* BEGIN Material provided *

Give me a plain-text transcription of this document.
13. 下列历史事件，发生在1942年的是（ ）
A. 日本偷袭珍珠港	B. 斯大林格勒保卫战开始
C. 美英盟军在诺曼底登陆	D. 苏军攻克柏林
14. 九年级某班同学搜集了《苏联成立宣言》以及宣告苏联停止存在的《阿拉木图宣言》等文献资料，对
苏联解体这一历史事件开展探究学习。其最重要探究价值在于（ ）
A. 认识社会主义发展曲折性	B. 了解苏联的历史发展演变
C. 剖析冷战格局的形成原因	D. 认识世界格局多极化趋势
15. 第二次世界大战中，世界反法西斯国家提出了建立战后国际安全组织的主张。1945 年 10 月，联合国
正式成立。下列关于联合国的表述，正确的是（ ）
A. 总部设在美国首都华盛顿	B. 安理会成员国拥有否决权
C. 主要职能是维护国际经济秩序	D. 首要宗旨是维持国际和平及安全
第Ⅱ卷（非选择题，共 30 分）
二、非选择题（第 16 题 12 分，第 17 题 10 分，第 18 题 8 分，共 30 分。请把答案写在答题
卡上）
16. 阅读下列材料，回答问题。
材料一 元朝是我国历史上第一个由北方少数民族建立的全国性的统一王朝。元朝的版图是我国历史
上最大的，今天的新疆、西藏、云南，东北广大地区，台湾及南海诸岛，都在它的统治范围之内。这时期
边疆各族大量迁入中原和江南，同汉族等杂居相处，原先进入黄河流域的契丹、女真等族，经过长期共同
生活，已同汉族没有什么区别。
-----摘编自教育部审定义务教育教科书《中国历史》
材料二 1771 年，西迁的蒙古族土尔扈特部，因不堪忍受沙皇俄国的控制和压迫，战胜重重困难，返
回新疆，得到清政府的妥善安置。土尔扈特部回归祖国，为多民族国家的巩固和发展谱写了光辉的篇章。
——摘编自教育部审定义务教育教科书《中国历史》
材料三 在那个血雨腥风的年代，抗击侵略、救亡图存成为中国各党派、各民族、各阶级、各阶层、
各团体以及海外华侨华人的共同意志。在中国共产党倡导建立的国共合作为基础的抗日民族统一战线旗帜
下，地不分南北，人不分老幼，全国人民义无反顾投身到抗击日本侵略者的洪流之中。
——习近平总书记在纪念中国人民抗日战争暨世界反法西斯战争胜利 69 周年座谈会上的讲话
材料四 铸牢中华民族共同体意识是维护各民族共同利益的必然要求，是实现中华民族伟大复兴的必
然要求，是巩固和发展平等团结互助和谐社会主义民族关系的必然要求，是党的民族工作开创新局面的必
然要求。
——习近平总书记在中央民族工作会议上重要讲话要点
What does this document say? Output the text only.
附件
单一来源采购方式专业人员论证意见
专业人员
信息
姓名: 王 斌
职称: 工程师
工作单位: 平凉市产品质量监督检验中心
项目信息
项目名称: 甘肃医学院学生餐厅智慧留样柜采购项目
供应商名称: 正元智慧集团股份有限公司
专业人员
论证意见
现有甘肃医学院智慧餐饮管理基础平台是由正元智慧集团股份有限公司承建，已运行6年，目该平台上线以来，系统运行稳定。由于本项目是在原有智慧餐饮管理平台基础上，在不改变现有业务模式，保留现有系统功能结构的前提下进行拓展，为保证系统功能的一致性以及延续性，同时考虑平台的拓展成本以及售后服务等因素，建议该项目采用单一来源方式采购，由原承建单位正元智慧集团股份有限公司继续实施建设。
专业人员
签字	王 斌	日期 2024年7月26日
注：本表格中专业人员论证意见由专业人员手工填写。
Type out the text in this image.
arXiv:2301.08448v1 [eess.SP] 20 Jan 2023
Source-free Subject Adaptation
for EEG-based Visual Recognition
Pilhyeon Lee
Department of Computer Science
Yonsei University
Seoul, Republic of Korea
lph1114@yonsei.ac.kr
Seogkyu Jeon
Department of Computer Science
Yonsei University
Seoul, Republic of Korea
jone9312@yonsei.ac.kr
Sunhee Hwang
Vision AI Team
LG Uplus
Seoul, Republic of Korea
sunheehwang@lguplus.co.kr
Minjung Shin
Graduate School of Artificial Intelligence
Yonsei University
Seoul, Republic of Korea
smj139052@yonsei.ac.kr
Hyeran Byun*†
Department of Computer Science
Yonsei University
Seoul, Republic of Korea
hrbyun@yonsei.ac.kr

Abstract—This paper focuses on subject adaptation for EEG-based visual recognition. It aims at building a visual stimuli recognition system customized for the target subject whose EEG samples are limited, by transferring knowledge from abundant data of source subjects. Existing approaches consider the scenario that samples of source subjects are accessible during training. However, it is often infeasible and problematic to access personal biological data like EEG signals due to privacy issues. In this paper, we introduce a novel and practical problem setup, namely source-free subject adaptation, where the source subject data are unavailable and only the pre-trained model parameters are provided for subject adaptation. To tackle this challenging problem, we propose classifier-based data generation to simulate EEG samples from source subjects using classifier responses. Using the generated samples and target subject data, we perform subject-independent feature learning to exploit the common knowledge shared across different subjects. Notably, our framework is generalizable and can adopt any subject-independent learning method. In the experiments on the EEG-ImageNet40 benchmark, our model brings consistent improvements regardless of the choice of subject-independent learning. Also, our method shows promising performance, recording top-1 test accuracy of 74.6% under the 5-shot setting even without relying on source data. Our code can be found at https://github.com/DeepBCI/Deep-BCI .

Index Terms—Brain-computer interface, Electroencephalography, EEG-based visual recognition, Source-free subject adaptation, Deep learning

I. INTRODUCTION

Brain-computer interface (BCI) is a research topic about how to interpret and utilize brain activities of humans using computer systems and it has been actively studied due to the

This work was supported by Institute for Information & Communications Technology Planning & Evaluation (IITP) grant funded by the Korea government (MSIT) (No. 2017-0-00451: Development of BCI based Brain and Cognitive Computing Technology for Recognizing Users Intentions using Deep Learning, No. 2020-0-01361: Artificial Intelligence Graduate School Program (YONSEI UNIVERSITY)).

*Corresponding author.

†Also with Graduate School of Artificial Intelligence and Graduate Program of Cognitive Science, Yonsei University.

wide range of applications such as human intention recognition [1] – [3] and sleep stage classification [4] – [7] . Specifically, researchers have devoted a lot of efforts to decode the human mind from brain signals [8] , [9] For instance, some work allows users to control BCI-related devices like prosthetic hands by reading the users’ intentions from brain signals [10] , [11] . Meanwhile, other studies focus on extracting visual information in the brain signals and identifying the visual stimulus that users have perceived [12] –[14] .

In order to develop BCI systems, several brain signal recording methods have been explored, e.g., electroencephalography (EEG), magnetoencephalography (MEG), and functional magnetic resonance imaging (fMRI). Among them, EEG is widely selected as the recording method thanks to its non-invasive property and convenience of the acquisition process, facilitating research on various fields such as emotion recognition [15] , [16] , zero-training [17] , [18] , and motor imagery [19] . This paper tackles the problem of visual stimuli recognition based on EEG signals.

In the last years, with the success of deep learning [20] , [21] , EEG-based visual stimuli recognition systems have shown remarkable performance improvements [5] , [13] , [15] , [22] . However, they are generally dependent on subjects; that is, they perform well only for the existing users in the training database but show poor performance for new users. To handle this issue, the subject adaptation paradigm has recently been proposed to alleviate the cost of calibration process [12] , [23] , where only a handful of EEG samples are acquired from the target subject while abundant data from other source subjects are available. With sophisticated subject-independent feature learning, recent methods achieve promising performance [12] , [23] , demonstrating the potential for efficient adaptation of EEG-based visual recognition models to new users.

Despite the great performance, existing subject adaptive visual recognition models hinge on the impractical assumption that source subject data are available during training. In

* END Material provided *

▶ Required task: Repeat the records above exactly, leaving none out.

▶ Result of this exercise:
Give me a plain-text transcription of this document.
13. 下列历史事件，发生在1942年的是（ ）
A. 日本偷袭珍珠港	B. 斯大林格勒保卫战开始
C. 美英盟军在诺曼底登陆	D. 苏军攻克柏林
14. 九年级某班同学搜集了《苏联成立宣言》以及宣告苏联停止存在的《阿拉木图宣言》等文献资料，对
苏联解体这一历史事件开展探究学习。其最重要探究价值在于（ ）
A. 认识社会主义发展曲折性	B. 了解苏联的历史发展演变
C. 剖析冷战格局的形成原因	D. 认识世界格局多极化趋势
15. 第二次世界大战中，世界反法西斯国家提出了建立战后国际安全组织的主张。1945 年 10 月，联合国
正式成立。下列关于联合国的表述，正确的是（ ）
A. 总部设在美国首都华盛顿	B. 安理会成员国拥有否决权
C. 主要职能是维护国际经济秩序	D. 首要宗旨是维持国际和平及安全
第Ⅱ卷（非选择题，共 30 分）
二、非选择题（第 16 题 12 分，第 17 题 10 分，第 18 题 8 分，共 30 分。请把答案写在答题
卡上）
16. 阅读下列材料，回答问题。
材料一 元朝是我国历史上第一个由北方少数民族建立的全国性的统一王朝。元朝的版图是我国历史
上最大的，今天的新疆、西藏、云南，东北广大地区，台湾及南海诸岛，都在它的统治范围之内。这时期
边疆各族大量迁入中原和江南，同汉族等杂居相处，原先进入黄河流域的契丹、女真等族，经过长期共同
生活，已同汉族没有什么区别。
-----摘编自教育部审定义务教育教科书《中国历史》
材料二 1771 年，西迁的蒙古族土尔扈特部，因不堪忍受沙皇俄国的控制和压迫，战胜重重困难，返
回新疆，得到清政府的妥善安置。土尔扈特部回归祖国，为多民族国家的巩固和发展谱写了光辉的篇章。
——摘编自教育部审定义务教育教科书《中国历史》
材料三 在那个血雨腥风的年代，抗击侵略、救亡图存成为中国各党派、各民族、各阶级、各阶层、
各团体以及海外华侨华人的共同意志。在中国共产党倡导建立的国共合作为基础的抗日民族统一战线旗帜
下，地不分南北，人不分老幼，全国人民义无反顾投身到抗击日本侵略者的洪流之中。
——习近平总书记在纪念中国人民抗日战争暨世界反法西斯战争胜利 69 周年座谈会上的讲话
材料四 铸牢中华民族共同体意识是维护各民族共同利益的必然要求，是实现中华民族伟大复兴的必
然要求，是巩固和发展平等团结互助和谐社会主义民族关系的必然要求，是党的民族工作开创新局面的必
然要求。
——习近平总书记在中央民族工作会议上重要讲话要点
What does this document say? Output the text only.
附件
单一来源采购方式专业人员论证意见
专业人员
信息
姓名: 王 斌
职称: 工程师
工作单位: 平凉市产品质量监督检验中心
项目信息
项目名称: 甘肃医学院学生餐厅智慧留样柜采购项目
供应商名称: 正元智慧集团股份有限公司
专业人员
论证意见
现有甘肃医学院智慧餐饮管理基础平台是由正元智慧集团股份有限公司承建，已运行6年，目该平台上线以来，系统运行稳定。由于本项目是在原有智慧餐饮管理平台基础上，在不改变现有业务模式，保留现有系统功能结构的前提下进行拓展，为保证系统功能的一致性以及延续性，同时考虑平台的拓展成本以及售后服务等因素，建议该项目采用单一来源方式采购，由原承建单位正元智慧集团股份有限公司继续实施建设。
专业人员
签字	王 斌	日期 2024年7月26日
注：本表格中专业人员论证意见由专业人员手工填写。
Type out the text in this image.
arXiv:2301.08448v1 [eess.SP] 20 Jan 2023
Source-free Subject Adaptation
for EEG-based Visual Recognition
Pilhyeon Lee
Department of Computer Science
Yonsei University
Seoul, Republic of Korea
lph1114@yonsei.ac.kr
Seogkyu Jeon
Department of Computer Science
Yonsei University
Seoul, Republic of Korea
jone9312@yonsei.ac.kr
Sunhee Hwang
Vision AI Team
LG Uplus
Seoul, Republic of Korea
sunheehwang@lguplus.co.kr
Minjung Shin
Graduate School of Artificial Intelligence
Yonsei University
Seoul, Republic of Korea
smj139052@yonsei.ac.kr
Hyeran Byun*†
Department of Computer Science
Yonsei University
Seoul, Republic of Korea
hrbyun@yonsei.ac.kr

Abstract—This paper focuses on subject adaptation for EEG-based visual recognition. It aims at building a visual stimuli recognition system customized for the target subject whose EEG samples are limited, by transferring knowledge from abundant data of source subjects. Existing approaches consider the scenario that samples of source subjects are accessible during training. However, it is often infeasible and problematic to access personal biological data like EEG signals due to privacy issues. In this paper, we introduce a novel and practical problem setup, namely source-free subject adaptation, where the source subject data are unavailable and only the pre-trained model parameters are provided for subject adaptation. To tackle this challenging problem, we propose classifier-based data generation to simulate EEG samples from source subjects using classifier responses. Using the generated samples and target subject data, we perform subject-independent feature learning to exploit the common knowledge shared across different subjects. Notably, our framework is generalizable and can adopt any subject-independent learning method. In the experiments on the EEG-ImageNet40 benchmark, our model brings consistent improvements regardless of the choice of subject-independent learning. Also, our method shows promising performance, recording top-1 test accuracy of 74.6% under the 5-shot setting even without relying on source data. Our code can be found at https://github.com/DeepBCI/Deep-BCI .

Index Terms—Brain-computer interface, Electroencephalography, EEG-based visual recognition, Source-free subject adaptation, Deep learning

I. INTRODUCTION

Brain-computer interface (BCI) is a research topic about how to interpret and utilize brain activities of humans using computer systems and it has been actively studied due to the

This work was supported by Institute for Information & Communications Technology Planning & Evaluation (IITP) grant funded by the Korea government (MSIT) (No. 2017-0-00451: Development of BCI based Brain and Cognitive Computing Technology for Recognizing Users Intentions using Deep Learning, No. 2020-0-01361: Artificial Intelligence Graduate School Program (YONSEI UNIVERSITY)).

*Corresponding author.

†Also with Graduate School of Artificial Intelligence and Graduate Program of Cognitive Science, Yonsei University.

wide range of applications such as human intention recognition [1] – [3] and sleep stage classification [4] – [7] . Specifically, researchers have devoted a lot of efforts to decode the human mind from brain signals [8] , [9] For instance, some work allows users to control BCI-related devices like prosthetic hands by reading the users’ intentions from brain signals [10] , [11] . Meanwhile, other studies focus on extracting visual information in the brain signals and identifying the visual stimulus that users have perceived [12] –[14] .

In order to develop BCI systems, several brain signal recording methods have been explored, e.g., electroencephalography (EEG), magnetoencephalography (MEG), and functional magnetic resonance imaging (fMRI). Among them, EEG is widely selected as the recording method thanks to its non-invasive property and convenience of the acquisition process, facilitating research on various fields such as emotion recognition [15] , [16] , zero-training [17] , [18] , and motor imagery [19] . This paper tackles the problem of visual stimuli recognition based on EEG signals.

In the last years, with the success of deep learning [20] , [21] , EEG-based visual stimuli recognition systems have shown remarkable performance improvements [5] , [13] , [15] , [22] . However, they are generally dependent on subjects; that is, they perform well only for the existing users in the training database but show poor performance for new users. To handle this issue, the subject adaptation paradigm has recently been proposed to alleviate the cost of calibration process [12] , [23] , where only a handful of EEG samples are acquired from the target subject while abundant data from other source subjects are available. With sophisticated subject-independent feature learning, recent methods achieve promising performance [12] , [23] , demonstrating the potential for efficient adaptation of EEG-based visual recognition models to new users.

Despite the great performance, existing subject adaptive visual recognition models hinge on the impractical assumption that source subject data are available during training. In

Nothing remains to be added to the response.